Annotated region listings
/---

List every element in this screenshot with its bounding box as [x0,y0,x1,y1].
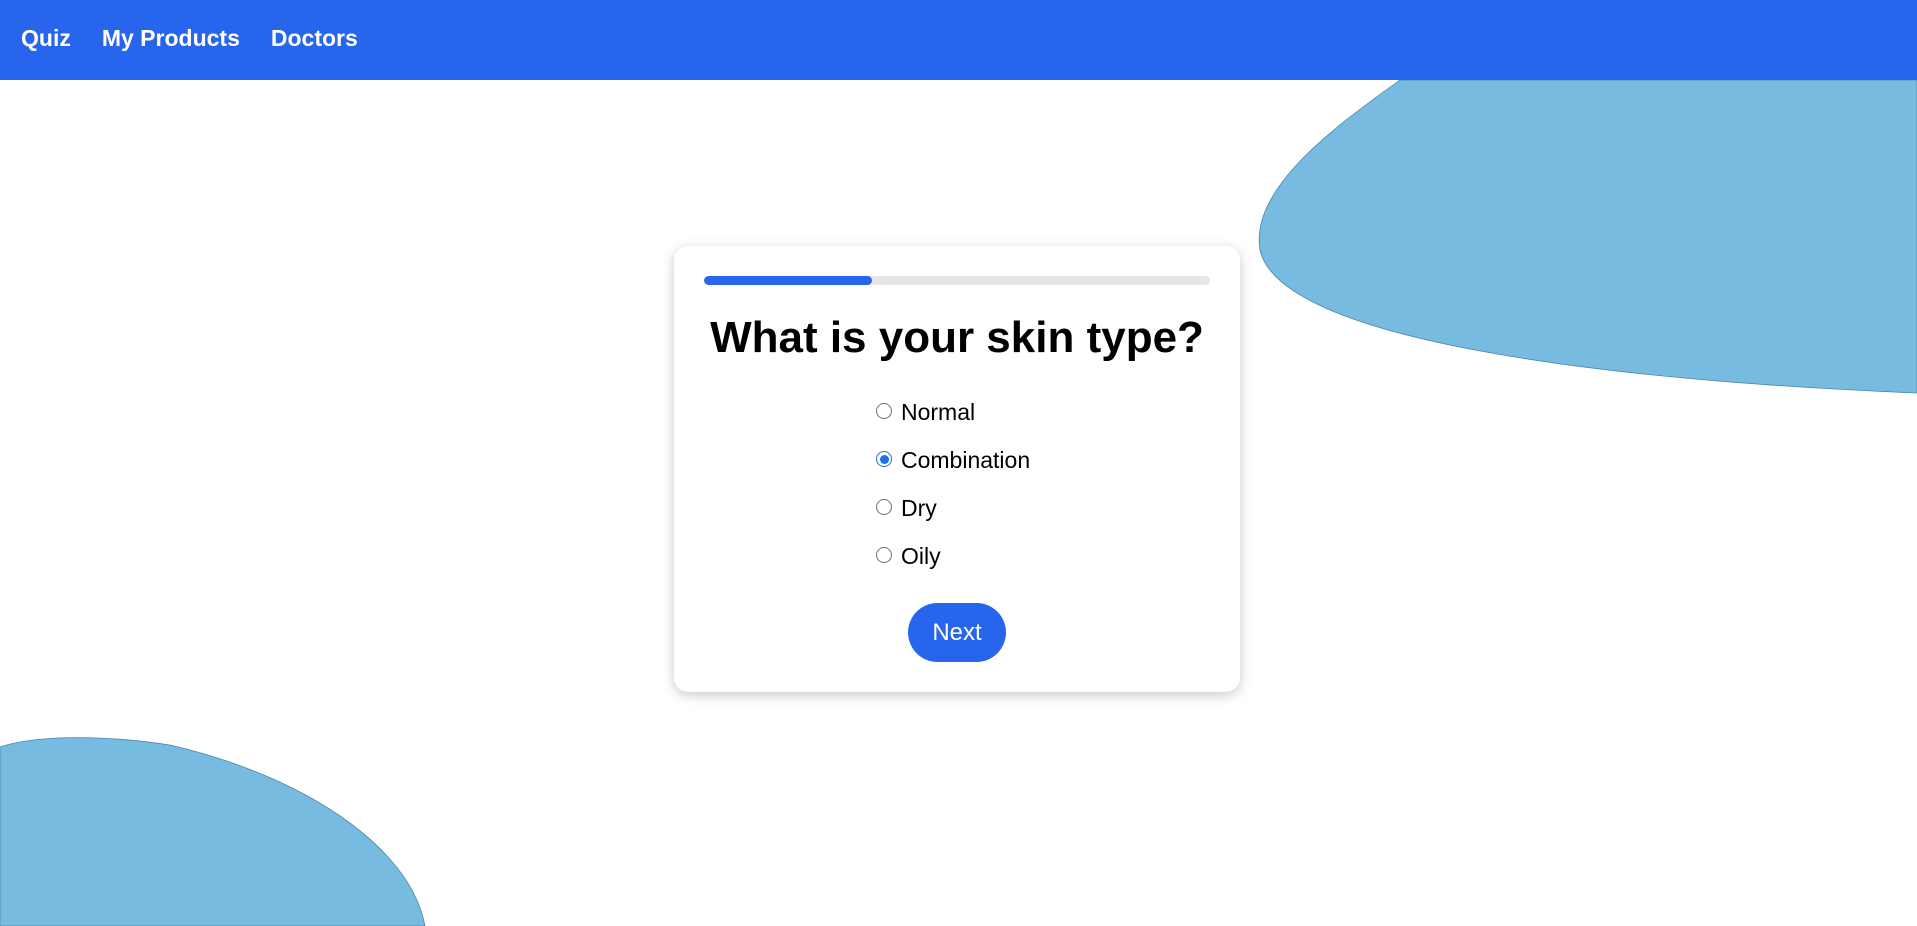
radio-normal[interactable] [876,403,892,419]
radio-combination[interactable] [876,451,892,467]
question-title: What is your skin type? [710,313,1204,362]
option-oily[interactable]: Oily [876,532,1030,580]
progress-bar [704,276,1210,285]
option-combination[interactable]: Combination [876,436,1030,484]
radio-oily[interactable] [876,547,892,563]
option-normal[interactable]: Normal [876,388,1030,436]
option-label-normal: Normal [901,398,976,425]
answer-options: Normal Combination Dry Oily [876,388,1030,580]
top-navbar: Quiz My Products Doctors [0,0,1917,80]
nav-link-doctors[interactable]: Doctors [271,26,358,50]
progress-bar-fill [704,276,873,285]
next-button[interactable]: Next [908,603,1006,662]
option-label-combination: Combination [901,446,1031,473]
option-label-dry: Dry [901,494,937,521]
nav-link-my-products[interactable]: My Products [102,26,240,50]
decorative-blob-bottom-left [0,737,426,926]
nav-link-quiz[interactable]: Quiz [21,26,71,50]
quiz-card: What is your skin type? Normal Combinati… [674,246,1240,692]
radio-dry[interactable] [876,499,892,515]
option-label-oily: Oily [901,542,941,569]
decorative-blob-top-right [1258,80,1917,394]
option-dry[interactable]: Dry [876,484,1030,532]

\---

Exercise brief
Please return every line of the data above exactly as it appears, from the line containing "radio-normal[interactable] [876,403,892,419]" down to the line containing "option-label-dry: Dry [901,494,937,521]", including both of those lines.

Finished task
radio-normal[interactable] [876,403,892,419]
radio-combination[interactable] [876,451,892,467]
question-title: What is your skin type? [710,313,1204,362]
option-oily[interactable]: Oily [876,532,1030,580]
progress-bar [704,276,1210,285]
option-combination[interactable]: Combination [876,436,1030,484]
radio-oily[interactable] [876,547,892,563]
option-normal[interactable]: Normal [876,388,1030,436]
option-label-normal: Normal [901,398,976,425]
answer-options: Normal Combination Dry Oily [876,388,1030,580]
top-navbar: Quiz My Products Doctors [0,0,1917,80]
nav-link-doctors[interactable]: Doctors [271,26,358,50]
progress-bar-fill [704,276,873,285]
next-button[interactable]: Next [908,603,1006,662]
option-label-combination: Combination [901,446,1031,473]
option-label-dry: Dry [901,494,937,521]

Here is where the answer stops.